WHAT IS NEEDED ▸ Below is a set of records; print all of them exactly as written.

GIVEN RECORDS ▸

# # # # # # #

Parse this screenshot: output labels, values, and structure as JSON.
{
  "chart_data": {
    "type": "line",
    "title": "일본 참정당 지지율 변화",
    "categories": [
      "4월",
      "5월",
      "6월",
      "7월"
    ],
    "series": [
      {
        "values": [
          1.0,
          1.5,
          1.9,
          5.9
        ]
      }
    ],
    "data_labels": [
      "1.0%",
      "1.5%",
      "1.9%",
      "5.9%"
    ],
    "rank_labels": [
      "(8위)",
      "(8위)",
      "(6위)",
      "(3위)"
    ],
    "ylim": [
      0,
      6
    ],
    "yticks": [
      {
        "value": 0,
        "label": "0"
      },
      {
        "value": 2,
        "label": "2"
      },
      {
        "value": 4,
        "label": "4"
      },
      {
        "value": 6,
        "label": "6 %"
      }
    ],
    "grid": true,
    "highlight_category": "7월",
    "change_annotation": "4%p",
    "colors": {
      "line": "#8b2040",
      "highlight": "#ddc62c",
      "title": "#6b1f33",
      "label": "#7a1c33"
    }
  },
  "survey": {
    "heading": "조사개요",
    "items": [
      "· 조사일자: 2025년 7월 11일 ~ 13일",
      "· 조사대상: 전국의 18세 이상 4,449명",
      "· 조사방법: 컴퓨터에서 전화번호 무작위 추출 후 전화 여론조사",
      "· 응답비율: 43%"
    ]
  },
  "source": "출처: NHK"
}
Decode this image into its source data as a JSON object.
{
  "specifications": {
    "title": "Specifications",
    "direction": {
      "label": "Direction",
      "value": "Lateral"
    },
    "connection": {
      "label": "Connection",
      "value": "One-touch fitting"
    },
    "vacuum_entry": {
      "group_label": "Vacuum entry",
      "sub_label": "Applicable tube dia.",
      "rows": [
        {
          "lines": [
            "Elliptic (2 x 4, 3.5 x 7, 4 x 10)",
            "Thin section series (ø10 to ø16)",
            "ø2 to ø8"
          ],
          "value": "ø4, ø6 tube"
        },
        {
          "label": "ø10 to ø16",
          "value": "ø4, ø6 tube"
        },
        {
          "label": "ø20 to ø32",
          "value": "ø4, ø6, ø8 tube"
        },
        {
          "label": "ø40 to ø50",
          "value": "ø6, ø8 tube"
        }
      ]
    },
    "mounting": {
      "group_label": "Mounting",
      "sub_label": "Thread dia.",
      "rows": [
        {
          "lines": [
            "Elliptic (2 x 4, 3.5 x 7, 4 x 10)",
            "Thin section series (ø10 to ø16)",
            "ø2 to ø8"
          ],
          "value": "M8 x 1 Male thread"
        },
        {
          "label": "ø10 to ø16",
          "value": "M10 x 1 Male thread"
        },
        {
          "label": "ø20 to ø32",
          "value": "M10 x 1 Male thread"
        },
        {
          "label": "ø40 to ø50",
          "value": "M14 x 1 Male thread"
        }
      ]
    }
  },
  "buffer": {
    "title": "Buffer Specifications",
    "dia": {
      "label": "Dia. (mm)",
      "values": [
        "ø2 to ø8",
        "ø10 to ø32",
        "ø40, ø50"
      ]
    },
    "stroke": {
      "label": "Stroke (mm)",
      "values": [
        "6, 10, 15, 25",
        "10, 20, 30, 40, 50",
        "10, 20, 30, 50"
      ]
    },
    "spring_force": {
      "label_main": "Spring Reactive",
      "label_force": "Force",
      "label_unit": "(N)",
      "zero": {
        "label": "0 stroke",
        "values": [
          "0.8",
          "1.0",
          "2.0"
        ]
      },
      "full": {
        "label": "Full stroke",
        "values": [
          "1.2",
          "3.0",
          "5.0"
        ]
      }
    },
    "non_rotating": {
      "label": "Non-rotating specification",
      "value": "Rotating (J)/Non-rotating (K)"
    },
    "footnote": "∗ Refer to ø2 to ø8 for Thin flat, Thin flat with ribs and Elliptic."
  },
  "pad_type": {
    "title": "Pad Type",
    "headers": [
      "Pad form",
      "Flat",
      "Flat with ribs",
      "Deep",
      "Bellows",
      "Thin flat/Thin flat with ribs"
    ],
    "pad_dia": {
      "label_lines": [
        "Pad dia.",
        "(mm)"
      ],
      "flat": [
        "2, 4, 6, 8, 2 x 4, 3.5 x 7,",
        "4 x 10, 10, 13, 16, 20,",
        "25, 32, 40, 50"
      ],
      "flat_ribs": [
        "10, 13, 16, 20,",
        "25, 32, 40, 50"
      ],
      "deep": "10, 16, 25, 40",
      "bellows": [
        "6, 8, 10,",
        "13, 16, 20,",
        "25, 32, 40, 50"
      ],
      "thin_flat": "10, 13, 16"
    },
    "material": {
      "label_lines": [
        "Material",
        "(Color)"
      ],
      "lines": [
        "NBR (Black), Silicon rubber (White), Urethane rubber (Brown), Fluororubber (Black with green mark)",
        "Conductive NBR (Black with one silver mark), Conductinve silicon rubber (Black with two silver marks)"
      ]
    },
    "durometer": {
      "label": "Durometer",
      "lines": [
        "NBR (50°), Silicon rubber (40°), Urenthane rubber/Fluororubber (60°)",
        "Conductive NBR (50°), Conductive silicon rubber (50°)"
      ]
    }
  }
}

# # # # # # #

FINAL RESULT ▸
Parse this screenshot: output labels, values, and structure as JSON.
{
  "chart_data": {
    "type": "line",
    "title": "일본 참정당 지지율 변화",
    "categories": [
      "4월",
      "5월",
      "6월",
      "7월"
    ],
    "series": [
      {
        "values": [
          1.0,
          1.5,
          1.9,
          5.9
        ]
      }
    ],
    "data_labels": [
      "1.0%",
      "1.5%",
      "1.9%",
      "5.9%"
    ],
    "rank_labels": [
      "(8위)",
      "(8위)",
      "(6위)",
      "(3위)"
    ],
    "ylim": [
      0,
      6
    ],
    "yticks": [
      {
        "value": 0,
        "label": "0"
      },
      {
        "value": 2,
        "label": "2"
      },
      {
        "value": 4,
        "label": "4"
      },
      {
        "value": 6,
        "label": "6 %"
      }
    ],
    "grid": true,
    "highlight_category": "7월",
    "change_annotation": "4%p",
    "colors": {
      "line": "#8b2040",
      "highlight": "#ddc62c",
      "title": "#6b1f33",
      "label": "#7a1c33"
    }
  },
  "survey": {
    "heading": "조사개요",
    "items": [
      "· 조사일자: 2025년 7월 11일 ~ 13일",
      "· 조사대상: 전국의 18세 이상 4,449명",
      "· 조사방법: 컴퓨터에서 전화번호 무작위 추출 후 전화 여론조사",
      "· 응답비율: 43%"
    ]
  },
  "source": "출처: NHK"
}
Decode this image into its source data as a JSON object.
{
  "specifications": {
    "title": "Specifications",
    "direction": {
      "label": "Direction",
      "value": "Lateral"
    },
    "connection": {
      "label": "Connection",
      "value": "One-touch fitting"
    },
    "vacuum_entry": {
      "group_label": "Vacuum entry",
      "sub_label": "Applicable tube dia.",
      "rows": [
        {
          "lines": [
            "Elliptic (2 x 4, 3.5 x 7, 4 x 10)",
            "Thin section series (ø10 to ø16)",
            "ø2 to ø8"
          ],
          "value": "ø4, ø6 tube"
        },
        {
          "label": "ø10 to ø16",
          "value": "ø4, ø6 tube"
        },
        {
          "label": "ø20 to ø32",
          "value": "ø4, ø6, ø8 tube"
        },
        {
          "label": "ø40 to ø50",
          "value": "ø6, ø8 tube"
        }
      ]
    },
    "mounting": {
      "group_label": "Mounting",
      "sub_label": "Thread dia.",
      "rows": [
        {
          "lines": [
            "Elliptic (2 x 4, 3.5 x 7, 4 x 10)",
            "Thin section series (ø10 to ø16)",
            "ø2 to ø8"
          ],
          "value": "M8 x 1 Male thread"
        },
        {
          "label": "ø10 to ø16",
          "value": "M10 x 1 Male thread"
        },
        {
          "label": "ø20 to ø32",
          "value": "M10 x 1 Male thread"
        },
        {
          "label": "ø40 to ø50",
          "value": "M14 x 1 Male thread"
        }
      ]
    }
  },
  "buffer": {
    "title": "Buffer Specifications",
    "dia": {
      "label": "Dia. (mm)",
      "values": [
        "ø2 to ø8",
        "ø10 to ø32",
        "ø40, ø50"
      ]
    },
    "stroke": {
      "label": "Stroke (mm)",
      "values": [
        "6, 10, 15, 25",
        "10, 20, 30, 40, 50",
        "10, 20, 30, 50"
      ]
    },
    "spring_force": {
      "label_main": "Spring Reactive",
      "label_force": "Force",
      "label_unit": "(N)",
      "zero": {
        "label": "0 stroke",
        "values": [
          "0.8",
          "1.0",
          "2.0"
        ]
      },
      "full": {
        "label": "Full stroke",
        "values": [
          "1.2",
          "3.0",
          "5.0"
        ]
      }
    },
    "non_rotating": {
      "label": "Non-rotating specification",
      "value": "Rotating (J)/Non-rotating (K)"
    },
    "footnote": "∗ Refer to ø2 to ø8 for Thin flat, Thin flat with ribs and Elliptic."
  },
  "pad_type": {
    "title": "Pad Type",
    "headers": [
      "Pad form",
      "Flat",
      "Flat with ribs",
      "Deep",
      "Bellows",
      "Thin flat/Thin flat with ribs"
    ],
    "pad_dia": {
      "label_lines": [
        "Pad dia.",
        "(mm)"
      ],
      "flat": [
        "2, 4, 6, 8, 2 x 4, 3.5 x 7,",
        "4 x 10, 10, 13, 16, 20,",
        "25, 32, 40, 50"
      ],
      "flat_ribs": [
        "10, 13, 16, 20,",
        "25, 32, 40, 50"
      ],
      "deep": "10, 16, 25, 40",
      "bellows": [
        "6, 8, 10,",
        "13, 16, 20,",
        "25, 32, 40, 50"
      ],
      "thin_flat": "10, 13, 16"
    },
    "material": {
      "label_lines": [
        "Material",
        "(Color)"
      ],
      "lines": [
        "NBR (Black), Silicon rubber (White), Urethane rubber (Brown), Fluororubber (Black with green mark)",
        "Conductive NBR (Black with one silver mark), Conductinve silicon rubber (Black with two silver marks)"
      ]
    },
    "durometer": {
      "label": "Durometer",
      "lines": [
        "NBR (50°), Silicon rubber (40°), Urenthane rubber/Fluororubber (60°)",
        "Conductive NBR (50°), Conductive silicon rubber (50°)"
      ]
    }
  }
}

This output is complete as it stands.